DATA TO PROCESS:
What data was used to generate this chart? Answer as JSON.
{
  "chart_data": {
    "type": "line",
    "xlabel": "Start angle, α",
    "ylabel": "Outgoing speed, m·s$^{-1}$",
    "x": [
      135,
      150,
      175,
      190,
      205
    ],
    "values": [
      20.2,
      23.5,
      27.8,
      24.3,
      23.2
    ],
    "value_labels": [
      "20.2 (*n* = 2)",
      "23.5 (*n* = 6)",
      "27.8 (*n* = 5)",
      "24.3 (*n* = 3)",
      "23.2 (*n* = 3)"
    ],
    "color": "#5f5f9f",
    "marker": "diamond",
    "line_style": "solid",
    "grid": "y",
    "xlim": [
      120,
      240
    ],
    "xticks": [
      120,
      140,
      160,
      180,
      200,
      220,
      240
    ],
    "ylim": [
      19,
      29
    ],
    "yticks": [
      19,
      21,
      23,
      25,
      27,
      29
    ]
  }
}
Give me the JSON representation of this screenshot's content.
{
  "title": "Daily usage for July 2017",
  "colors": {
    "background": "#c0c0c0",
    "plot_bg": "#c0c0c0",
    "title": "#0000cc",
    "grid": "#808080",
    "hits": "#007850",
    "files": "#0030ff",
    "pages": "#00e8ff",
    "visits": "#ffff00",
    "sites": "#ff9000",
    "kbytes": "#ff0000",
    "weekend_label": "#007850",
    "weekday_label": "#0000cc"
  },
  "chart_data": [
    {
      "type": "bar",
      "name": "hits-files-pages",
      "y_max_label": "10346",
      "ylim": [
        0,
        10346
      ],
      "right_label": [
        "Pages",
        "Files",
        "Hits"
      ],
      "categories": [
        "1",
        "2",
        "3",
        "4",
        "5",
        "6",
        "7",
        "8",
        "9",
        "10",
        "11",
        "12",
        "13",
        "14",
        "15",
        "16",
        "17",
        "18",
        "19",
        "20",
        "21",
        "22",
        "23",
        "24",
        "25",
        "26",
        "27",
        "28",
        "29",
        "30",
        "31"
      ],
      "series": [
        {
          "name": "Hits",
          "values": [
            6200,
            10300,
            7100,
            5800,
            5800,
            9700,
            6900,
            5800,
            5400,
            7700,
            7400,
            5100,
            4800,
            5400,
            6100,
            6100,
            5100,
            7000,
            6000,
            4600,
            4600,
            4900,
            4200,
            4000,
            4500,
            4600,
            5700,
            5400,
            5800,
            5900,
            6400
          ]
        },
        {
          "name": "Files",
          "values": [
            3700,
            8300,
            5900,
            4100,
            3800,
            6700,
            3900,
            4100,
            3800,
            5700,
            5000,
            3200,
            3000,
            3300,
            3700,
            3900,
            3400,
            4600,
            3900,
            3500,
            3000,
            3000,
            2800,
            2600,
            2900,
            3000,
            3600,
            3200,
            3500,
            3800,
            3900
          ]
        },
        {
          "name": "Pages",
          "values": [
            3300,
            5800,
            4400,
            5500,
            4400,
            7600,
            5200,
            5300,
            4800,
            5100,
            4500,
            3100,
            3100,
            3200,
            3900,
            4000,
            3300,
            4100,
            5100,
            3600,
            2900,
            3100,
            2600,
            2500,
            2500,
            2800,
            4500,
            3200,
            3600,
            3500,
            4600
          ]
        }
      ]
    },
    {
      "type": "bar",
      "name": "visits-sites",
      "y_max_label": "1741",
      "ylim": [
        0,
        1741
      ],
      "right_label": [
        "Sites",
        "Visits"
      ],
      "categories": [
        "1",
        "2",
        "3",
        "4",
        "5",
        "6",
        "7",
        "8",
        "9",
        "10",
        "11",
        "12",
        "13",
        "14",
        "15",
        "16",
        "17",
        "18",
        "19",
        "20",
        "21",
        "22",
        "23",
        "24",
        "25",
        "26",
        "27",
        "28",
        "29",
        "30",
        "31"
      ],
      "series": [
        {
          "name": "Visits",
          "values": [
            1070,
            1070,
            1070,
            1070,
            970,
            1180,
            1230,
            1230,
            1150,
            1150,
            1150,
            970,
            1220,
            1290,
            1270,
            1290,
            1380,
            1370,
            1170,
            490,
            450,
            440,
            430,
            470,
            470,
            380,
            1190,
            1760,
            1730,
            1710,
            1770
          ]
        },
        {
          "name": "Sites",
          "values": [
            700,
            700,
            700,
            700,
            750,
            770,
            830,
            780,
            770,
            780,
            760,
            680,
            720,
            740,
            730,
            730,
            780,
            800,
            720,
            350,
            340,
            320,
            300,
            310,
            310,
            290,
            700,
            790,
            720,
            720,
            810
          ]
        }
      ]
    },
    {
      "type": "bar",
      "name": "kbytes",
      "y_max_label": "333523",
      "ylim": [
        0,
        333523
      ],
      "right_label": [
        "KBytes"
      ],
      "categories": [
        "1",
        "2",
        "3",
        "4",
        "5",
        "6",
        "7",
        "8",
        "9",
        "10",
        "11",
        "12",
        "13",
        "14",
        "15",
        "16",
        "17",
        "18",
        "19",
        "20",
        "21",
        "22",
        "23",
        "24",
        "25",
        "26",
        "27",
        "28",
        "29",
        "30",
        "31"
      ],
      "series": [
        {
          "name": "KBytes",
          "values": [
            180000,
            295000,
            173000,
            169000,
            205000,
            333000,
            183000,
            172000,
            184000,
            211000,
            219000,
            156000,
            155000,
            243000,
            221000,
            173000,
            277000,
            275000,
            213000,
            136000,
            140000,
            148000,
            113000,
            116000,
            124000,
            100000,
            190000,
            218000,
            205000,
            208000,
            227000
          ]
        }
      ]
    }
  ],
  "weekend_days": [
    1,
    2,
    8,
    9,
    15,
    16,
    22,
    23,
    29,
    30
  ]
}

DIRECTION: Write the entire listing out again, word for word.

SOLUTION TO THIS TASK:
What data was used to generate this chart? Answer as JSON.
{
  "chart_data": {
    "type": "line",
    "xlabel": "Start angle, α",
    "ylabel": "Outgoing speed, m·s$^{-1}$",
    "x": [
      135,
      150,
      175,
      190,
      205
    ],
    "values": [
      20.2,
      23.5,
      27.8,
      24.3,
      23.2
    ],
    "value_labels": [
      "20.2 (*n* = 2)",
      "23.5 (*n* = 6)",
      "27.8 (*n* = 5)",
      "24.3 (*n* = 3)",
      "23.2 (*n* = 3)"
    ],
    "color": "#5f5f9f",
    "marker": "diamond",
    "line_style": "solid",
    "grid": "y",
    "xlim": [
      120,
      240
    ],
    "xticks": [
      120,
      140,
      160,
      180,
      200,
      220,
      240
    ],
    "ylim": [
      19,
      29
    ],
    "yticks": [
      19,
      21,
      23,
      25,
      27,
      29
    ]
  }
}
Give me the JSON representation of this screenshot's content.
{
  "title": "Daily usage for July 2017",
  "colors": {
    "background": "#c0c0c0",
    "plot_bg": "#c0c0c0",
    "title": "#0000cc",
    "grid": "#808080",
    "hits": "#007850",
    "files": "#0030ff",
    "pages": "#00e8ff",
    "visits": "#ffff00",
    "sites": "#ff9000",
    "kbytes": "#ff0000",
    "weekend_label": "#007850",
    "weekday_label": "#0000cc"
  },
  "chart_data": [
    {
      "type": "bar",
      "name": "hits-files-pages",
      "y_max_label": "10346",
      "ylim": [
        0,
        10346
      ],
      "right_label": [
        "Pages",
        "Files",
        "Hits"
      ],
      "categories": [
        "1",
        "2",
        "3",
        "4",
        "5",
        "6",
        "7",
        "8",
        "9",
        "10",
        "11",
        "12",
        "13",
        "14",
        "15",
        "16",
        "17",
        "18",
        "19",
        "20",
        "21",
        "22",
        "23",
        "24",
        "25",
        "26",
        "27",
        "28",
        "29",
        "30",
        "31"
      ],
      "series": [
        {
          "name": "Hits",
          "values": [
            6200,
            10300,
            7100,
            5800,
            5800,
            9700,
            6900,
            5800,
            5400,
            7700,
            7400,
            5100,
            4800,
            5400,
            6100,
            6100,
            5100,
            7000,
            6000,
            4600,
            4600,
            4900,
            4200,
            4000,
            4500,
            4600,
            5700,
            5400,
            5800,
            5900,
            6400
          ]
        },
        {
          "name": "Files",
          "values": [
            3700,
            8300,
            5900,
            4100,
            3800,
            6700,
            3900,
            4100,
            3800,
            5700,
            5000,
            3200,
            3000,
            3300,
            3700,
            3900,
            3400,
            4600,
            3900,
            3500,
            3000,
            3000,
            2800,
            2600,
            2900,
            3000,
            3600,
            3200,
            3500,
            3800,
            3900
          ]
        },
        {
          "name": "Pages",
          "values": [
            3300,
            5800,
            4400,
            5500,
            4400,
            7600,
            5200,
            5300,
            4800,
            5100,
            4500,
            3100,
            3100,
            3200,
            3900,
            4000,
            3300,
            4100,
            5100,
            3600,
            2900,
            3100,
            2600,
            2500,
            2500,
            2800,
            4500,
            3200,
            3600,
            3500,
            4600
          ]
        }
      ]
    },
    {
      "type": "bar",
      "name": "visits-sites",
      "y_max_label": "1741",
      "ylim": [
        0,
        1741
      ],
      "right_label": [
        "Sites",
        "Visits"
      ],
      "categories": [
        "1",
        "2",
        "3",
        "4",
        "5",
        "6",
        "7",
        "8",
        "9",
        "10",
        "11",
        "12",
        "13",
        "14",
        "15",
        "16",
        "17",
        "18",
        "19",
        "20",
        "21",
        "22",
        "23",
        "24",
        "25",
        "26",
        "27",
        "28",
        "29",
        "30",
        "31"
      ],
      "series": [
        {
          "name": "Visits",
          "values": [
            1070,
            1070,
            1070,
            1070,
            970,
            1180,
            1230,
            1230,
            1150,
            1150,
            1150,
            970,
            1220,
            1290,
            1270,
            1290,
            1380,
            1370,
            1170,
            490,
            450,
            440,
            430,
            470,
            470,
            380,
            1190,
            1760,
            1730,
            1710,
            1770
          ]
        },
        {
          "name": "Sites",
          "values": [
            700,
            700,
            700,
            700,
            750,
            770,
            830,
            780,
            770,
            780,
            760,
            680,
            720,
            740,
            730,
            730,
            780,
            800,
            720,
            350,
            340,
            320,
            300,
            310,
            310,
            290,
            700,
            790,
            720,
            720,
            810
          ]
        }
      ]
    },
    {
      "type": "bar",
      "name": "kbytes",
      "y_max_label": "333523",
      "ylim": [
        0,
        333523
      ],
      "right_label": [
        "KBytes"
      ],
      "categories": [
        "1",
        "2",
        "3",
        "4",
        "5",
        "6",
        "7",
        "8",
        "9",
        "10",
        "11",
        "12",
        "13",
        "14",
        "15",
        "16",
        "17",
        "18",
        "19",
        "20",
        "21",
        "22",
        "23",
        "24",
        "25",
        "26",
        "27",
        "28",
        "29",
        "30",
        "31"
      ],
      "series": [
        {
          "name": "KBytes",
          "values": [
            180000,
            295000,
            173000,
            169000,
            205000,
            333000,
            183000,
            172000,
            184000,
            211000,
            219000,
            156000,
            155000,
            243000,
            221000,
            173000,
            277000,
            275000,
            213000,
            136000,
            140000,
            148000,
            113000,
            116000,
            124000,
            100000,
            190000,
            218000,
            205000,
            208000,
            227000
          ]
        }
      ]
    }
  ],
  "weekend_days": [
    1,
    2,
    8,
    9,
    15,
    16,
    22,
    23,
    29,
    30
  ]
}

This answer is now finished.